Short problem -
Transcribe the records below exactly as they appear.

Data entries
____

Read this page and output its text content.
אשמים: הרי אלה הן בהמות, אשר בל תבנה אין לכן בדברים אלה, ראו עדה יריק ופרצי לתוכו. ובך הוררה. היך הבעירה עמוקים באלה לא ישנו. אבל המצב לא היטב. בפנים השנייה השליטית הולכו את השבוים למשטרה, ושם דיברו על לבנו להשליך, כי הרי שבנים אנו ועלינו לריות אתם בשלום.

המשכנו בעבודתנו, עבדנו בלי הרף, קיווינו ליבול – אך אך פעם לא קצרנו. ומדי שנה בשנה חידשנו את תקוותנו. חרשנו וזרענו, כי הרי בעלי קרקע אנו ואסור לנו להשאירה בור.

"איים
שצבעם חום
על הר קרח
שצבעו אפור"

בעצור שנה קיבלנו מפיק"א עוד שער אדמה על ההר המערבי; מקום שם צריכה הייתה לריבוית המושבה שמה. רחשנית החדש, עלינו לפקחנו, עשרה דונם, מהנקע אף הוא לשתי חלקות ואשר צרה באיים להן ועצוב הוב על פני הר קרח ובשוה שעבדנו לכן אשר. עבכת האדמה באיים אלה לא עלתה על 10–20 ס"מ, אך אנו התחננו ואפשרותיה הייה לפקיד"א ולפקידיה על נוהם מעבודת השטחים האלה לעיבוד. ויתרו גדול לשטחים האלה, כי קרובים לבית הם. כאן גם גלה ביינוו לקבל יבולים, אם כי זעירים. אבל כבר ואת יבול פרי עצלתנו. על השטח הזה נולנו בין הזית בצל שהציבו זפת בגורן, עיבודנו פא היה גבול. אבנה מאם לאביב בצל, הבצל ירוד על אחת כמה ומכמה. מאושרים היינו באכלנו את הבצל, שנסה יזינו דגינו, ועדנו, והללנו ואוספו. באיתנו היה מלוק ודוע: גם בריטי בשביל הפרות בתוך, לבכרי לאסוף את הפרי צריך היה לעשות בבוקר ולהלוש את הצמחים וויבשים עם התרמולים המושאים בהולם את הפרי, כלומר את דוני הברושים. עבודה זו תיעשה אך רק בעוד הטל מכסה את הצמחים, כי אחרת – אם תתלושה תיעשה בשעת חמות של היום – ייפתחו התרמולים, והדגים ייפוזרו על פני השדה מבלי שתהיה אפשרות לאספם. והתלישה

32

____

Task solution -
Read this page and output its text content.
אשמים: הרי אלה הן בהמות, אשר בל תבנה אין לכן בדברים אלה, ראו עדה יריק ופרצי לתוכו. ובך הוררה. היך הבעירה עמוקים באלה לא ישנו. אבל המצב לא היטב. בפנים השנייה השליטית הולכו את השבוים למשטרה, ושם דיברו על לבנו להשליך, כי הרי שבנים אנו ועלינו לריות אתם בשלום.

המשכנו בעבודתנו, עבדנו בלי הרף, קיווינו ליבול – אך אך פעם לא קצרנו. ומדי שנה בשנה חידשנו את תקוותנו. חרשנו וזרענו, כי הרי בעלי קרקע אנו ואסור לנו להשאירה בור.

"איים
שצבעם חום
על הר קרח
שצבעו אפור"

בעצור שנה קיבלנו מפיק"א עוד שער אדמה על ההר המערבי; מקום שם צריכה הייתה לריבוית המושבה שמה. רחשנית החדש, עלינו לפקחנו, עשרה דונם, מהנקע אף הוא לשתי חלקות ואשר צרה באיים להן ועצוב הוב על פני הר קרח ובשוה שעבדנו לכן אשר. עבכת האדמה באיים אלה לא עלתה על 10–20 ס"מ, אך אנו התחננו ואפשרותיה הייה לפקיד"א ולפקידיה על נוהם מעבודת השטחים האלה לעיבוד. ויתרו גדול לשטחים האלה, כי קרובים לבית הם. כאן גם גלה ביינוו לקבל יבולים, אם כי זעירים. אבל כבר ואת יבול פרי עצלתנו. על השטח הזה נולנו בין הזית בצל שהציבו זפת בגורן, עיבודנו פא היה גבול. אבנה מאם לאביב בצל, הבצל ירוד על אחת כמה ומכמה. מאושרים היינו באכלנו את הבצל, שנסה יזינו דגינו, ועדנו, והללנו ואוספו. באיתנו היה מלוק ודוע: גם בריטי בשביל הפרות בתוך, לבכרי לאסוף את הפרי צריך היה לעשות בבוקר ולהלוש את הצמחים וויבשים עם התרמולים המושאים בהולם את הפרי, כלומר את דוני הברושים. עבודה זו תיעשה אך רק בעוד הטל מכסה את הצמחים, כי אחרת – אם תתלושה תיעשה בשעת חמות של היום – ייפתחו התרמולים, והדגים ייפוזרו על פני השדה מבלי שתהיה אפשרות לאספם. והתלישה

32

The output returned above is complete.